** TASK DESCRIPTION **
Go through the records line by line and work out how many lines hold the word "консолидирует". Answer with the number only.

[A run of records]

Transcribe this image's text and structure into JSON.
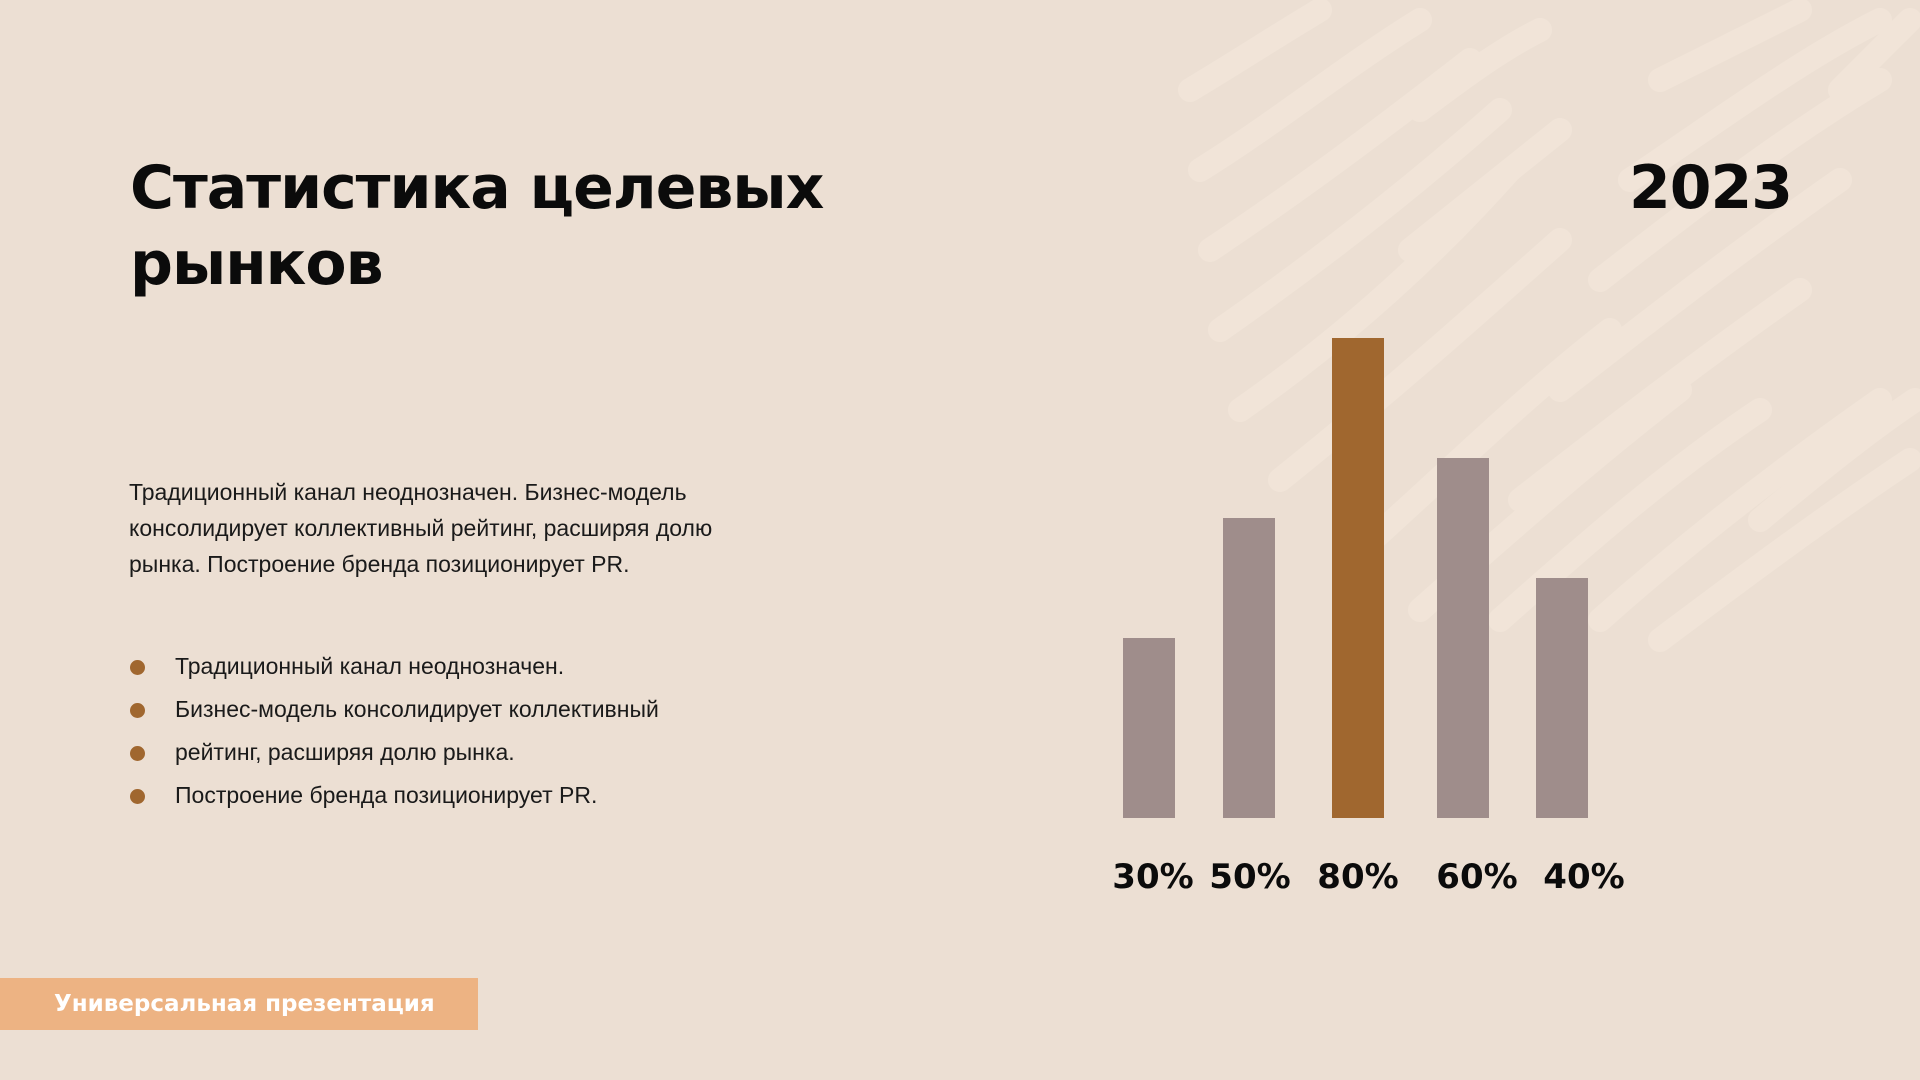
{
  "slide": {
    "title": "Статистика целевых рынков",
    "year": "2023",
    "description": "Традиционный канал неоднозначен. Бизнес-модель консолидирует коллективный рейтинг, расширяя долю рынка. Построение бренда позиционирует PR.",
    "bullets": [
      "Традиционный канал неоднозначен.",
      "Бизнес-модель консолидирует коллективный",
      "рейтинг, расширяя долю рынка.",
      "Построение бренда позиционирует PR."
    ],
    "footer": "Универсальная презентация"
  },
  "colors": {
    "background": "#ecdfd3",
    "accent": "#a0672f",
    "bar": "#9f8d8b",
    "footer_badge": "#edb383"
  },
  "chart_data": {
    "type": "bar",
    "values": [
      30,
      50,
      80,
      60,
      40
    ],
    "data_labels": [
      "30%",
      "50%",
      "80%",
      "60%",
      "40%"
    ],
    "highlight_index": 2,
    "axes_visible": false,
    "grid": false
  }
}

** WRITTEN ANSWER **
2